■ **Secção do documento**:
----------------------------------------

Encontramo-nos em plena Times Square, Nova Iorque. Henry Letham, um jovem estudante com graves problemas de depressão e paranóia, aproxima-se do do Peep-O-Rama, um conhecido espaço de entretenimento para adultos, localizado na 42nd Street, uma rua que, desde os tempos pré-segunda guerra mundial, tem em si enraizada uma cultura de bordéis, prostituição e casas de strip. No preciso momento em que a câmara inicia o movimento de fade out, que acompanha Henry até à porta do peep show, começa uma conhecida linha de baixo e bateria.

Já no interior do Peep-O-Rama, a nossa personagem dirige-se ao balcão e acende um cigarro, ignorando por completo tudo o que o rodeia, nomeadamente o espectáculo em si, recheado de voluptuosas mulheres a dançar em trajes menores, e, claro, os restantes homens que coabitam o mesmo espaço. À linha de baixo e bateria junta-se uma voz e um apontamento de sintetizador. Os quatro elementos entram em ebulição quando se cruzam com as notas da guitarra e explodem no preciso instante em que Henry é assombrado pelos seus próprios demónios.

----------------------------------------

Entradas de elementos de paginação
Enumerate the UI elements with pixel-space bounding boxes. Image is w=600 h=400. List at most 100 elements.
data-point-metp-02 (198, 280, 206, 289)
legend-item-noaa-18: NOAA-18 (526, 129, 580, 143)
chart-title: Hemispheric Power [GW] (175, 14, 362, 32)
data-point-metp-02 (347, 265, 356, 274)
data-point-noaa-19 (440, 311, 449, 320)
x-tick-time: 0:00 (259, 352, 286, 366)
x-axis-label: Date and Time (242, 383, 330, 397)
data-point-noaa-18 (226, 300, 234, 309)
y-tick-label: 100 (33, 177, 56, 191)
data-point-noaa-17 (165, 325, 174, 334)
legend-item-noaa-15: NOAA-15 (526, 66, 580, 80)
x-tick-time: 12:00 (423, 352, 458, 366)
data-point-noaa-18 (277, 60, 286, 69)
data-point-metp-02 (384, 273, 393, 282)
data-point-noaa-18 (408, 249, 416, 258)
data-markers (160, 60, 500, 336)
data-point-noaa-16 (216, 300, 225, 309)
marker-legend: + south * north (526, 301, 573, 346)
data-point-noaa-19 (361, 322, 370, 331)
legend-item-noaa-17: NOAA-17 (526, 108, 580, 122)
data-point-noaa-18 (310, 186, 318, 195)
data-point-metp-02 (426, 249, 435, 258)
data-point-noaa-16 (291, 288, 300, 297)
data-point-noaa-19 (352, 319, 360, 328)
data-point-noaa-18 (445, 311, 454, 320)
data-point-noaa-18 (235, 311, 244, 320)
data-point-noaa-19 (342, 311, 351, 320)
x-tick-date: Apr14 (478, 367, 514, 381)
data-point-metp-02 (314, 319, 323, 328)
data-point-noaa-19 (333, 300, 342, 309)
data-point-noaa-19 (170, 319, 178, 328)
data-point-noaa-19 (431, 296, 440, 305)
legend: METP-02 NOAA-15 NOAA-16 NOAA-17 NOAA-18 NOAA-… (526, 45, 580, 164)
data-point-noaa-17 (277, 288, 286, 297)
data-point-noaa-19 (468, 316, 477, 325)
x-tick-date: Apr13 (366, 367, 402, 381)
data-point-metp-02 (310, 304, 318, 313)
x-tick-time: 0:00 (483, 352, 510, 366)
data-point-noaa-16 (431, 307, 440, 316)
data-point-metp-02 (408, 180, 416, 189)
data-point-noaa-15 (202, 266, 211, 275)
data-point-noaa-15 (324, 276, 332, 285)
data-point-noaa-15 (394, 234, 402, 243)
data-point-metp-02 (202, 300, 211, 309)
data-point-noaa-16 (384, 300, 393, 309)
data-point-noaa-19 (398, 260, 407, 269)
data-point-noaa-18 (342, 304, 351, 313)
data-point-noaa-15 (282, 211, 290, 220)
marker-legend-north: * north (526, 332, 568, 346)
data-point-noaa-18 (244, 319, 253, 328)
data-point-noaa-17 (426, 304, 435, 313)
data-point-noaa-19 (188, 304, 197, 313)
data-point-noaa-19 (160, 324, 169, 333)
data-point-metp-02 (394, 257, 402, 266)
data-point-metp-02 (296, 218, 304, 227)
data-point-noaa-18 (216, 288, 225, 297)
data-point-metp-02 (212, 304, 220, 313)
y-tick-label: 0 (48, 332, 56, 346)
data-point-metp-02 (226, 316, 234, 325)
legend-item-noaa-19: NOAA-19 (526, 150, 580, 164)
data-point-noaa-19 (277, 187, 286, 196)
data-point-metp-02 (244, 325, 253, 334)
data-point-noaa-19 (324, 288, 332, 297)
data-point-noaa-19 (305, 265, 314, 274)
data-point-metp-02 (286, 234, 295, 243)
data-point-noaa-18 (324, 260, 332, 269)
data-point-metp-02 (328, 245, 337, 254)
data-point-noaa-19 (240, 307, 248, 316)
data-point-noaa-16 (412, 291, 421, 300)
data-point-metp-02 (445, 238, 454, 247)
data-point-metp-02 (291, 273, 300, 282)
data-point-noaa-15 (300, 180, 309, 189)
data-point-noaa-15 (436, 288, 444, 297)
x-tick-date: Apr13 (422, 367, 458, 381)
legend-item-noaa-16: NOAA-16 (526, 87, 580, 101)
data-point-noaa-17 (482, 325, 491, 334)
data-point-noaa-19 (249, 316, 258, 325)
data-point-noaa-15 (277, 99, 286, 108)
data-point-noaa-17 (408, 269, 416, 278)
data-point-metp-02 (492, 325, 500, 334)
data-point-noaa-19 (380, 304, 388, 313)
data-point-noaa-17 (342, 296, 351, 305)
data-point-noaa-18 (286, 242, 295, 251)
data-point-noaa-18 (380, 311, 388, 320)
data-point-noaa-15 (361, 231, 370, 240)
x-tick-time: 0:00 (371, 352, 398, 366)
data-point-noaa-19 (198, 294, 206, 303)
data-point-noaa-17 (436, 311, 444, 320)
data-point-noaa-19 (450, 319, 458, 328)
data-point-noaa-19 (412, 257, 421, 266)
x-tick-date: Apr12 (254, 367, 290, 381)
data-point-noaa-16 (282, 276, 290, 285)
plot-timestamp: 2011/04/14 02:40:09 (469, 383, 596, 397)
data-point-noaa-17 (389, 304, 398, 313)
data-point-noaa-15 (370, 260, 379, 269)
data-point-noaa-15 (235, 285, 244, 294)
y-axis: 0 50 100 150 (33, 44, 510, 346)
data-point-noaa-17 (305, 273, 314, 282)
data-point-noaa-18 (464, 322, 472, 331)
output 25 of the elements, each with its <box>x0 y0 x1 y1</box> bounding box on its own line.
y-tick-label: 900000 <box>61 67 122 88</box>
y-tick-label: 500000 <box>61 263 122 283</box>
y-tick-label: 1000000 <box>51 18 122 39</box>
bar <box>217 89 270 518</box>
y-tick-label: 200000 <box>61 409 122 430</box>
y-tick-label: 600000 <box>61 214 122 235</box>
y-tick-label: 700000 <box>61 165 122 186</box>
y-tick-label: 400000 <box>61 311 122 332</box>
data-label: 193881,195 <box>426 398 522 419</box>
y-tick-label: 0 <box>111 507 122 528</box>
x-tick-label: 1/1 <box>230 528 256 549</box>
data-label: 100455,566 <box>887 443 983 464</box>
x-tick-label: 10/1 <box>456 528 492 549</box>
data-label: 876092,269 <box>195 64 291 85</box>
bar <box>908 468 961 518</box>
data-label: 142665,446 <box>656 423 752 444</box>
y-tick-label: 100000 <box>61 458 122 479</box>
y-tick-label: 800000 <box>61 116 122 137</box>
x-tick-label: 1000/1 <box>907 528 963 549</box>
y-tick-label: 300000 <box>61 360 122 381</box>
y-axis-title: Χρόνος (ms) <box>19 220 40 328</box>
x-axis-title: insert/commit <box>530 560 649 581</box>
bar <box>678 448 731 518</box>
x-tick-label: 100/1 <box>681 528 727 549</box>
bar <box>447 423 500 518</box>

----------------------------------------

■ **Tarefas a realizar**:
[1] Reproduza o trecho sobre a cena no Peep-O-Rama desde "Já no interior" até "seus próprios demónios.", inclusive.
[2] Segundo o trecho sobre a cena no Peep-O-Rama, em que rua se situa esse espaço?

■ **Respostas**:
[1]
Já no interior do Peep-O-Rama, a nossa personagem dirige-se ao balcão e acende um cigarro, ignorando por completo tudo o que o rodeia, nomeadamente o espectáculo em si, recheado de voluptuosas mulheres a dançar em trajes menores, e, claro, os restantes homens que coabitam o mesmo espaço. À linha de baixo e bateria junta-se uma voz e um apontamento de sintetizador. Os quatro elementos entram em ebulição quando se cruzam com as notas da guitarra e explodem no preciso instante em que Henry é assombrado pelos seus próprios demónios.

[2] Situa-se na 42nd Street.